■ **GIVEN EXERCISE**: List each line of the data that holds the word "Fine".

Dataset items
◇ ◇ ◇ ◇ ◇ ◇ ◇

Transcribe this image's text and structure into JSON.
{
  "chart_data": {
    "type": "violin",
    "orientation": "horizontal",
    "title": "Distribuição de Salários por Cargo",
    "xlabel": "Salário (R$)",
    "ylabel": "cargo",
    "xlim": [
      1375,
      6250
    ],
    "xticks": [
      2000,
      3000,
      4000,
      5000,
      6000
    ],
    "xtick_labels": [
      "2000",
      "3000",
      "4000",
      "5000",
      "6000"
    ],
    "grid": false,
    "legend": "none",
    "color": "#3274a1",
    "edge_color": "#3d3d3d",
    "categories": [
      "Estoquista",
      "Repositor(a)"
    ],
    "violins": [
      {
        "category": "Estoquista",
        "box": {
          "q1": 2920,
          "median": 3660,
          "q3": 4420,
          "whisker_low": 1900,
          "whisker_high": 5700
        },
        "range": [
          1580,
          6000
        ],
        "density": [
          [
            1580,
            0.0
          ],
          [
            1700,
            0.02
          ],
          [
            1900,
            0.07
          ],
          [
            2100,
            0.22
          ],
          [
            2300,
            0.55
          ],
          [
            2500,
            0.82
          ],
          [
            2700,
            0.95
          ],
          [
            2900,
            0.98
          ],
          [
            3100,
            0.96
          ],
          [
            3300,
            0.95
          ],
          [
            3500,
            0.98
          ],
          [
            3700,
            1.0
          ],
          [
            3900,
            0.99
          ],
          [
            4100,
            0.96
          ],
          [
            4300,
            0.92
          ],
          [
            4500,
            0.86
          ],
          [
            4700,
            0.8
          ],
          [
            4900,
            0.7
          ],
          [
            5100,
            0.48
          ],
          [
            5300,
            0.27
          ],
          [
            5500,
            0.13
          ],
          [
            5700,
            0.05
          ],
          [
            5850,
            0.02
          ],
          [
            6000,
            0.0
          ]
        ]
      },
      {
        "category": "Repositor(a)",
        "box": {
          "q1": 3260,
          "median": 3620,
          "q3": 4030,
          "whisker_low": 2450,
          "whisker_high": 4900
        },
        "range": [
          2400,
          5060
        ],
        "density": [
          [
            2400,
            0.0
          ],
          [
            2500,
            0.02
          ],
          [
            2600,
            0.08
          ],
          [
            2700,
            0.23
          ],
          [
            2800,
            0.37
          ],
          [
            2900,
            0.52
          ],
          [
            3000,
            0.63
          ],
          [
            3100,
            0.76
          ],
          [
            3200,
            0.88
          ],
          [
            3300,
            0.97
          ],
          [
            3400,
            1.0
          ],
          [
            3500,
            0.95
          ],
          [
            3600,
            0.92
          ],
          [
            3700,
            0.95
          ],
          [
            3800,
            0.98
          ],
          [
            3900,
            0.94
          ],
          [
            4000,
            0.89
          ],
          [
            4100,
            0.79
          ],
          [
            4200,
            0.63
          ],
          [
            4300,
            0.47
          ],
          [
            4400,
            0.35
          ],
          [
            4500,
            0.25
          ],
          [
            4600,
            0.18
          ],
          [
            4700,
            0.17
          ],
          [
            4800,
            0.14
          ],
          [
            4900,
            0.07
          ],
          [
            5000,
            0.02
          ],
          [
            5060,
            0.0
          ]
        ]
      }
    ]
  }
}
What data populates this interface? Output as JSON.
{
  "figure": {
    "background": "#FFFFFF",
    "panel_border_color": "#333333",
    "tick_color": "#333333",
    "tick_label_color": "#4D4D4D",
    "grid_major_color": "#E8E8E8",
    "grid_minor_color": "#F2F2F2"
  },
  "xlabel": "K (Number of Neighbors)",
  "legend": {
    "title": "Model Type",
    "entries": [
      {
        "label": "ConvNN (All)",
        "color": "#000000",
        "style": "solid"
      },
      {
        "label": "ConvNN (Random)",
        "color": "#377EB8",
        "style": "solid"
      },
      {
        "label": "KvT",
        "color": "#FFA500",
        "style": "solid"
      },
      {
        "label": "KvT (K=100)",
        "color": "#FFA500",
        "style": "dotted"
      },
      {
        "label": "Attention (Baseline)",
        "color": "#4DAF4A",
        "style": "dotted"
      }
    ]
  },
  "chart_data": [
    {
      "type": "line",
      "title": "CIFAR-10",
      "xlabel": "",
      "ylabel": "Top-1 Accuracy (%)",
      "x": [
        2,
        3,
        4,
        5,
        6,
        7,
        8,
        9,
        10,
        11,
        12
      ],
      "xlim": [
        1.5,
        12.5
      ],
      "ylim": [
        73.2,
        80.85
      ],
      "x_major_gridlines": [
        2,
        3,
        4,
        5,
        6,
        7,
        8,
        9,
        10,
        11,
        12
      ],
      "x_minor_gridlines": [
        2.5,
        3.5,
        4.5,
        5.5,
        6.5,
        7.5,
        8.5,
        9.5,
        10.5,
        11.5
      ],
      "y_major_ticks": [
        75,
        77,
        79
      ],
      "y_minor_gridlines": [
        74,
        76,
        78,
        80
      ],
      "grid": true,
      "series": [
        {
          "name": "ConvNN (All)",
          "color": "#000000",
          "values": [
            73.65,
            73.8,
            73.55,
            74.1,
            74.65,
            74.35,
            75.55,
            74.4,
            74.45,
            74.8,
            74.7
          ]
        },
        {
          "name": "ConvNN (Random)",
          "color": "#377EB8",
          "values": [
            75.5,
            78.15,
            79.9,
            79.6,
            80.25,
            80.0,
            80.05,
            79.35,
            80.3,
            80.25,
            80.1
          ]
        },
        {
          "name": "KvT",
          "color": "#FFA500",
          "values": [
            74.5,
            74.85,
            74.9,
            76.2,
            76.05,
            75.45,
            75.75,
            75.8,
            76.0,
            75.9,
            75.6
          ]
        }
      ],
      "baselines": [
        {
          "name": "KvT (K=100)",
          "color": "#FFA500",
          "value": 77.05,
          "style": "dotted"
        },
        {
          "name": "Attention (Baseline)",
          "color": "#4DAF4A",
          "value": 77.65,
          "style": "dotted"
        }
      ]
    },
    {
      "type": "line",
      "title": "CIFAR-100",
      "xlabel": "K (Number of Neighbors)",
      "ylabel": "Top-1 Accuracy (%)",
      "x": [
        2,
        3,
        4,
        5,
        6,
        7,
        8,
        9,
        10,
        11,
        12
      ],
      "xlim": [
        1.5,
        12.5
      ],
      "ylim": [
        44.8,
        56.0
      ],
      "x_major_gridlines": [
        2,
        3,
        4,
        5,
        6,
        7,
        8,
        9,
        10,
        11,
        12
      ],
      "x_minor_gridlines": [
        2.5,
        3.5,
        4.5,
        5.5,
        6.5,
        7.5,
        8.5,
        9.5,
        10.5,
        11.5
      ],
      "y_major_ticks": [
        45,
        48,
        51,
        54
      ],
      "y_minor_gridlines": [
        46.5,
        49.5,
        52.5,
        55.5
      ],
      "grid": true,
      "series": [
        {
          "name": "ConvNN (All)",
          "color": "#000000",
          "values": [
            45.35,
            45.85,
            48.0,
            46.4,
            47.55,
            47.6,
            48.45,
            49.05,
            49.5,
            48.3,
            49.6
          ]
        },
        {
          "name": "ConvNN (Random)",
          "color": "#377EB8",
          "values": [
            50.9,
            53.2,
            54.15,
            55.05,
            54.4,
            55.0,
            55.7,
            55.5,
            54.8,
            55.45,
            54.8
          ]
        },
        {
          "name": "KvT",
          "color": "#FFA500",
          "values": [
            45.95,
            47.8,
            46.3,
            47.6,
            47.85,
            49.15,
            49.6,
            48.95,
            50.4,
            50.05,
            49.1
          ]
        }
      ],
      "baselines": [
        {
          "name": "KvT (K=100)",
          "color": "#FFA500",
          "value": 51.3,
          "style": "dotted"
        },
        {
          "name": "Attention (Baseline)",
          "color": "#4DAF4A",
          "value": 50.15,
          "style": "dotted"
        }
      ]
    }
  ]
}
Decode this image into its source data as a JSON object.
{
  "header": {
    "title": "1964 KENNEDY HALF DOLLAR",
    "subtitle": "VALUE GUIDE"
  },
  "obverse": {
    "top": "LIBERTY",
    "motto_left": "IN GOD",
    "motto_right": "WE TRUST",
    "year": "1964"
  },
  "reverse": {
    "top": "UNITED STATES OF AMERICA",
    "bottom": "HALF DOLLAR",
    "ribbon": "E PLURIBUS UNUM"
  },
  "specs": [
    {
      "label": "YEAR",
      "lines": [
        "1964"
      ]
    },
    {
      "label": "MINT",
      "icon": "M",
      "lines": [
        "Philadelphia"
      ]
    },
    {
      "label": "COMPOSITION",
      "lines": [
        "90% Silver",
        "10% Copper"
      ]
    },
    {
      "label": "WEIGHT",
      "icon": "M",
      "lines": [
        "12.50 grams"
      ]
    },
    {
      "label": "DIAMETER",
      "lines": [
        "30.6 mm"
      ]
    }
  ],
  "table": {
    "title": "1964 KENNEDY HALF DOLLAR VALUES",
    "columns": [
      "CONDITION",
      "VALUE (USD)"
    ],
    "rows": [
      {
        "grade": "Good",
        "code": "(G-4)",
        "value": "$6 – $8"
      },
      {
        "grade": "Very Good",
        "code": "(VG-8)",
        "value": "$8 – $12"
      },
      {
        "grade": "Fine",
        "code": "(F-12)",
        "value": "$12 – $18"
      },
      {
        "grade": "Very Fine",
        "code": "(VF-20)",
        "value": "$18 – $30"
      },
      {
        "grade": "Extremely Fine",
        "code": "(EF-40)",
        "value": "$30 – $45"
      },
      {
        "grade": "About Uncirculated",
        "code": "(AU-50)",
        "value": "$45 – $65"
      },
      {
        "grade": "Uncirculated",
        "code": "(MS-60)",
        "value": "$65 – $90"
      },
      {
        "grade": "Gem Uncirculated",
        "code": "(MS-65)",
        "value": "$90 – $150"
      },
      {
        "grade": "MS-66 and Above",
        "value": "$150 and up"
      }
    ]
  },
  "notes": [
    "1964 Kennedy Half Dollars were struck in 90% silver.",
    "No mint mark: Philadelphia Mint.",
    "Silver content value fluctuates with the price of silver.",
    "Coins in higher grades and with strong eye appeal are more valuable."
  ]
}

◇ ◇ ◇ ◇ ◇ ◇ ◇

■ **RESULT OF THIS TASK**:
        "grade": "Fine",
        "grade": "Very Fine",
        "grade": "Extremely Fine",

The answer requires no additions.